Provided information:

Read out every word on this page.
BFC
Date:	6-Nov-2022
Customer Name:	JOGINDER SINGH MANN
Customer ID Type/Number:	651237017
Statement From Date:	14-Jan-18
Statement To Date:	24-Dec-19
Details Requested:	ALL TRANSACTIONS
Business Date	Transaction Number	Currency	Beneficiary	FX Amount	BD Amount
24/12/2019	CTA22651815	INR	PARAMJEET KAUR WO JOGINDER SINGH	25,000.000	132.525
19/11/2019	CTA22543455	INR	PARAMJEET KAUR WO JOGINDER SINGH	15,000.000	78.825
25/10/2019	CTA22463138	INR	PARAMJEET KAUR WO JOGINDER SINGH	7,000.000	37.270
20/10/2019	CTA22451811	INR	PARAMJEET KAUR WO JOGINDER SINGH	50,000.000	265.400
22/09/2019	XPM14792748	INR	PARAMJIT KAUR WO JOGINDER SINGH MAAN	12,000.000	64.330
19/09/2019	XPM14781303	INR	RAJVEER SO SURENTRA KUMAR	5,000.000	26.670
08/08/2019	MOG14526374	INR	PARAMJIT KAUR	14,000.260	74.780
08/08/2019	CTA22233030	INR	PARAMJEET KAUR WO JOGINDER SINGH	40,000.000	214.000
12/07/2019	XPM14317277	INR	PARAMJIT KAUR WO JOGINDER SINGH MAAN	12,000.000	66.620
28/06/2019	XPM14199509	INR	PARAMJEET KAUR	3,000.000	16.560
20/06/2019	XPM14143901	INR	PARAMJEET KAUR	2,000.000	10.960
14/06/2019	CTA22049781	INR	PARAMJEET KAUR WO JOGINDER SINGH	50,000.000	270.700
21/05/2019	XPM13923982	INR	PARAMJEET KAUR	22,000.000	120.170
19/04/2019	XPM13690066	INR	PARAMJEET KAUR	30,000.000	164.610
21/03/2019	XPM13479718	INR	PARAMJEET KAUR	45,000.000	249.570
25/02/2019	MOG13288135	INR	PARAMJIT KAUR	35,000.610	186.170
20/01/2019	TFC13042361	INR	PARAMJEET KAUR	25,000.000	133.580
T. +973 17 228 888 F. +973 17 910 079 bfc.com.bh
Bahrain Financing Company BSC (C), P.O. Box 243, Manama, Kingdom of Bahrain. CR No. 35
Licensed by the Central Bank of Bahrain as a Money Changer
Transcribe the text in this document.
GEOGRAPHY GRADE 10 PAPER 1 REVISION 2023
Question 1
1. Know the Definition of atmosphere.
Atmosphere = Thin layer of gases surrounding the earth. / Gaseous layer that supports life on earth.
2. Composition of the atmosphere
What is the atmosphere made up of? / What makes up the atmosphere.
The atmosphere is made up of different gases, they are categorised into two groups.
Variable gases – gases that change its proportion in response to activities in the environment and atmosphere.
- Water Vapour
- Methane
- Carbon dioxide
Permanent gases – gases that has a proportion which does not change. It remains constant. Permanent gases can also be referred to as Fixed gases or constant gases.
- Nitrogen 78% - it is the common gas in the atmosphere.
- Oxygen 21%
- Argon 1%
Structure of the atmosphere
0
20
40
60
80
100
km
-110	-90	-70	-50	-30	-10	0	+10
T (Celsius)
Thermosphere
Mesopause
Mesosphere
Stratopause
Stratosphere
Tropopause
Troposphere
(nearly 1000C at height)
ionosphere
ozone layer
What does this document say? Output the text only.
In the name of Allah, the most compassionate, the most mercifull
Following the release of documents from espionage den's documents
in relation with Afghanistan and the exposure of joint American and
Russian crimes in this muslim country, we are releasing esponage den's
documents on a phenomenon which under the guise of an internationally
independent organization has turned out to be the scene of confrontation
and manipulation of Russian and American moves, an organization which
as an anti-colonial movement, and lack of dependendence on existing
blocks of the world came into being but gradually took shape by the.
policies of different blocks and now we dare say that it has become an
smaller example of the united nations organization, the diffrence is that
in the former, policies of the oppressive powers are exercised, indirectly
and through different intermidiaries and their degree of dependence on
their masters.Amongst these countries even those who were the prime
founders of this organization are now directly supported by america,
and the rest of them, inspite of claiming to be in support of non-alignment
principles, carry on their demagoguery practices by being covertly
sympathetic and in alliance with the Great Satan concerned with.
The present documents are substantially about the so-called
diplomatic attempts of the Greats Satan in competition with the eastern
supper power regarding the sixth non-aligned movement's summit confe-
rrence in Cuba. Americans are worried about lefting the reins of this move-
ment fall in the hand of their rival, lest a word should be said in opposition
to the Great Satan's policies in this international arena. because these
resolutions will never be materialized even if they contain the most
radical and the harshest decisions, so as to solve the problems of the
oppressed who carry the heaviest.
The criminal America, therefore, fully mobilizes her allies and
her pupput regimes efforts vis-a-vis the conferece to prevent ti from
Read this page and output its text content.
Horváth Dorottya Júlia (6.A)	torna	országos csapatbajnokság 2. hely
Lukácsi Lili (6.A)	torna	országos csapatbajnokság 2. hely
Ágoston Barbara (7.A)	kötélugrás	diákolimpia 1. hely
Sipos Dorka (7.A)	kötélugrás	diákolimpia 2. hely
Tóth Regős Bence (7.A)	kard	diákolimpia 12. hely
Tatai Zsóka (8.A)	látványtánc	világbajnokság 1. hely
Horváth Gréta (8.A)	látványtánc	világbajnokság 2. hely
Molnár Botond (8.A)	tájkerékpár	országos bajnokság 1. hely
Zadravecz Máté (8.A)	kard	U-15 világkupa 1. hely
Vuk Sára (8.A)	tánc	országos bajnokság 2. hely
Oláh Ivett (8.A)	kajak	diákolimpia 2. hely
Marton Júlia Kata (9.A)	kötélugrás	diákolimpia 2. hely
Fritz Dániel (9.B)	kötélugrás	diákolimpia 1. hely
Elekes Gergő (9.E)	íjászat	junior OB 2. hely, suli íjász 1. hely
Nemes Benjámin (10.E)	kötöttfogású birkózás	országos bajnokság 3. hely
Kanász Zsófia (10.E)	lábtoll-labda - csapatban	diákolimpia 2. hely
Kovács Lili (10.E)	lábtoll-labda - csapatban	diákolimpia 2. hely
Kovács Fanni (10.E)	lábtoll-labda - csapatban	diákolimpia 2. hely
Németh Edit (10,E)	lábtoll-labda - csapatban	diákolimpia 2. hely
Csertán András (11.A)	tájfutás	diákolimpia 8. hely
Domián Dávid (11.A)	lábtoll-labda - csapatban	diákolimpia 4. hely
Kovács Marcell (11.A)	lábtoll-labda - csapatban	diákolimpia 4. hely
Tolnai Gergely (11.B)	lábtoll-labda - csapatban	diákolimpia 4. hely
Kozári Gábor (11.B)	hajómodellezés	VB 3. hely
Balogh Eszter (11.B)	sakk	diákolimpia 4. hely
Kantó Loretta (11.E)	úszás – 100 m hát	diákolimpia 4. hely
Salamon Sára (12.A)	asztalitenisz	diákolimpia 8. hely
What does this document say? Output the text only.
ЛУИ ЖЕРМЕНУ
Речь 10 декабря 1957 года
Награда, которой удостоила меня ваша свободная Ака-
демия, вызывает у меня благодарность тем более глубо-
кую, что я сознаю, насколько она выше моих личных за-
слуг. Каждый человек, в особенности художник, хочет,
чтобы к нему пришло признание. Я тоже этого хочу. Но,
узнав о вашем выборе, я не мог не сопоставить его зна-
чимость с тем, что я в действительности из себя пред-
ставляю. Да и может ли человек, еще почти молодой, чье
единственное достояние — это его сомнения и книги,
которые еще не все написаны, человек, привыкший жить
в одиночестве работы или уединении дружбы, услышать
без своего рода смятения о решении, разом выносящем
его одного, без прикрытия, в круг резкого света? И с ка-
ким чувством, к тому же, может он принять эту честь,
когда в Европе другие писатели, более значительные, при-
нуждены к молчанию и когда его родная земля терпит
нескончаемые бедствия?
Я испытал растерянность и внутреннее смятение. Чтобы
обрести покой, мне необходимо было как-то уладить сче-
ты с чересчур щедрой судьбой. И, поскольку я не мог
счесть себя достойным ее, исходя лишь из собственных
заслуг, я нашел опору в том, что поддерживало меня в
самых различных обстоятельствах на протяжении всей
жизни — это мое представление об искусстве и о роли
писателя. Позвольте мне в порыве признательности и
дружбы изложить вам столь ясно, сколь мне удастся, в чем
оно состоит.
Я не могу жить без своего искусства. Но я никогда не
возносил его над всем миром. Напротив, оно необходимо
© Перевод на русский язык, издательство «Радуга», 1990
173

What you should do: Scan the data above and copy every line with "most" in it.

Problem solution:
In the name of Allah, the most compassionate, the most mercifull
resolutions will never be materialized even if they contain the most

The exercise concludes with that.